### PROMPT
Locate each line containing the string "pembatalan" and copy it out.

Extracted records
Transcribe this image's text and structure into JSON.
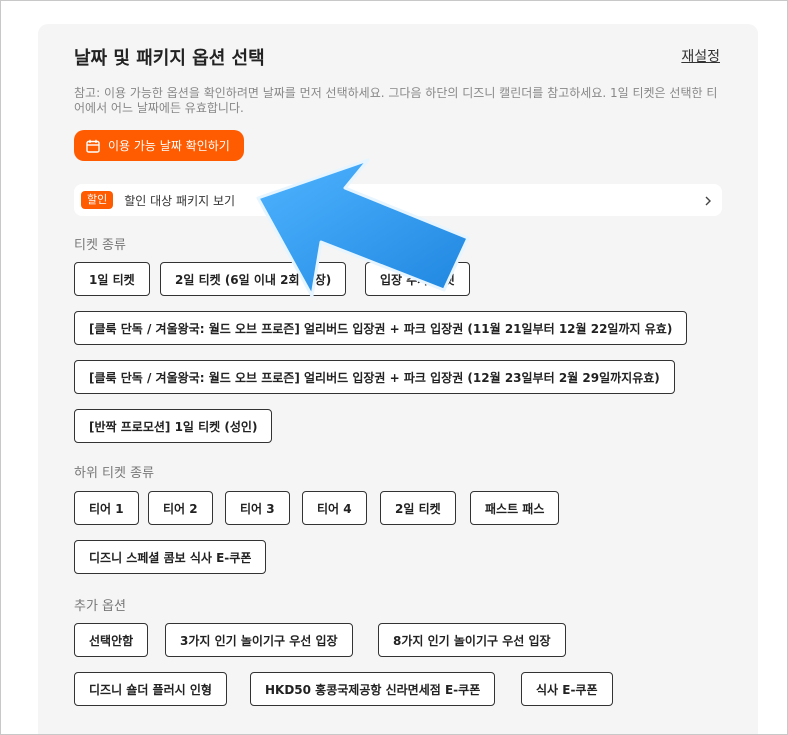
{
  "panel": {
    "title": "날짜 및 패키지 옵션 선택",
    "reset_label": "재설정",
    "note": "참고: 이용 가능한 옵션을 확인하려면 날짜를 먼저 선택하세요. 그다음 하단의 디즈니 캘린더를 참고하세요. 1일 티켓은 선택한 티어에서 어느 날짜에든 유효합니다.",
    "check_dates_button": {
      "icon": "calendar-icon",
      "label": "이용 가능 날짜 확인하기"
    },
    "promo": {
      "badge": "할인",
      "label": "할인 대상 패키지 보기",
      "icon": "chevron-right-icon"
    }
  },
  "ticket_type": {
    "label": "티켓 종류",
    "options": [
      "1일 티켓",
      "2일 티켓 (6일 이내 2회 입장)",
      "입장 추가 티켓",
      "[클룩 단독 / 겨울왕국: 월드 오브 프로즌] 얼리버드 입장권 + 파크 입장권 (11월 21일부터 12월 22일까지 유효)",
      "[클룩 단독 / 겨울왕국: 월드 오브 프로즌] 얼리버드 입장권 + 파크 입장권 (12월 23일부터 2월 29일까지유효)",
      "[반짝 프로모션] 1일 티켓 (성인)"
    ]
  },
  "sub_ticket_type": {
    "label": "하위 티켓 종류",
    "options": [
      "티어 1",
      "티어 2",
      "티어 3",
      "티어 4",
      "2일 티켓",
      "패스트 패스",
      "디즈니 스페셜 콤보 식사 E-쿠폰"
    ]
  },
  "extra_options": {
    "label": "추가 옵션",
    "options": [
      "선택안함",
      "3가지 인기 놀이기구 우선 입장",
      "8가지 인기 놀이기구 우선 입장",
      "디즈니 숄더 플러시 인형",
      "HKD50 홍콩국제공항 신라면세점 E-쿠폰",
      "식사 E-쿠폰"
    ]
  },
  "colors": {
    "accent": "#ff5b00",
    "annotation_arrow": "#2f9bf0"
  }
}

...

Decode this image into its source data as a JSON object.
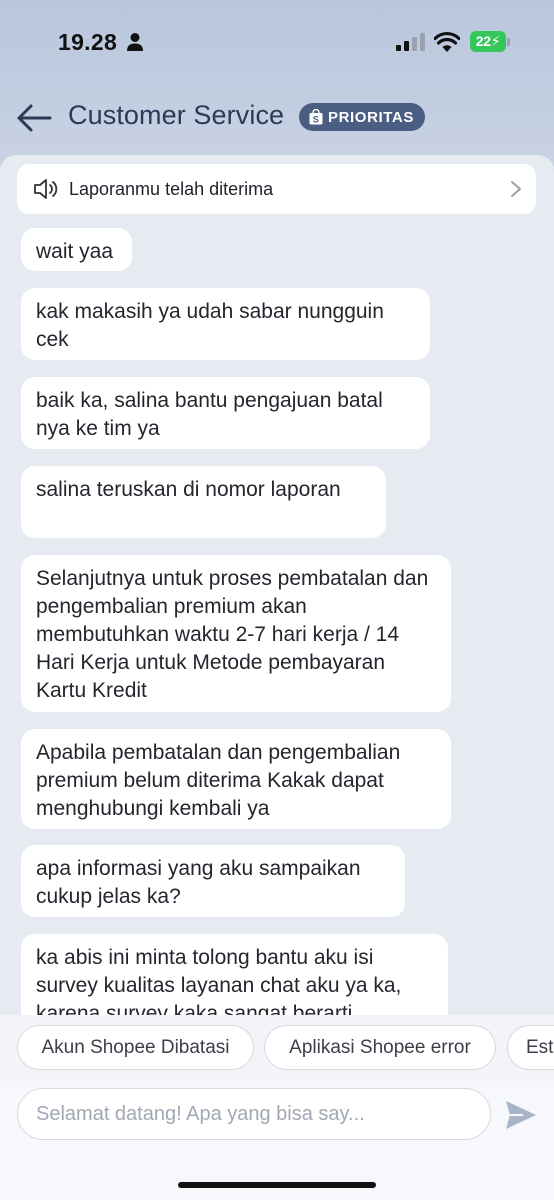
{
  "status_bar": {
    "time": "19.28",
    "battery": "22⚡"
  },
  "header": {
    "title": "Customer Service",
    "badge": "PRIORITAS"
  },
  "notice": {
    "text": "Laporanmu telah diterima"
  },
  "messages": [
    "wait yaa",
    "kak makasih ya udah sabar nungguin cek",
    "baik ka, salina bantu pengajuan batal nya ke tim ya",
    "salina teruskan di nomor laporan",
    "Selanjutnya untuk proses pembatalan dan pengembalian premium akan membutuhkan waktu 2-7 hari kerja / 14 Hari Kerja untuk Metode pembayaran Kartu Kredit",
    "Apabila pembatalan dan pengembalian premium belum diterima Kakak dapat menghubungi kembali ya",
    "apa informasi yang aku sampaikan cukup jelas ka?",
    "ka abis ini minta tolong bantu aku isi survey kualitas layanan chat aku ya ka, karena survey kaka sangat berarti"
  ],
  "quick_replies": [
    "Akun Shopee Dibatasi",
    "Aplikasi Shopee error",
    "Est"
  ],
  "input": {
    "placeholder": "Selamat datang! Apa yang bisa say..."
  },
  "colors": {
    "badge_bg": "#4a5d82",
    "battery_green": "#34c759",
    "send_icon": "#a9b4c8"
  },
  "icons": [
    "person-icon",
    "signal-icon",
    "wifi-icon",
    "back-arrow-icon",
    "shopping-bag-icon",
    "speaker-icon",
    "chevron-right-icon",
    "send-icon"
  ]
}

### CORRECT OUTPUT
    "Selanjutnya untuk proses pembatalan dan pengembalian premium akan membutuhkan waktu 2-7 hari kerja / 14 Hari Kerja untuk Metode pembayaran Kartu Kredit",
    "Apabila pembatalan dan pengembalian premium belum diterima Kakak dapat menghubungi kembali ya",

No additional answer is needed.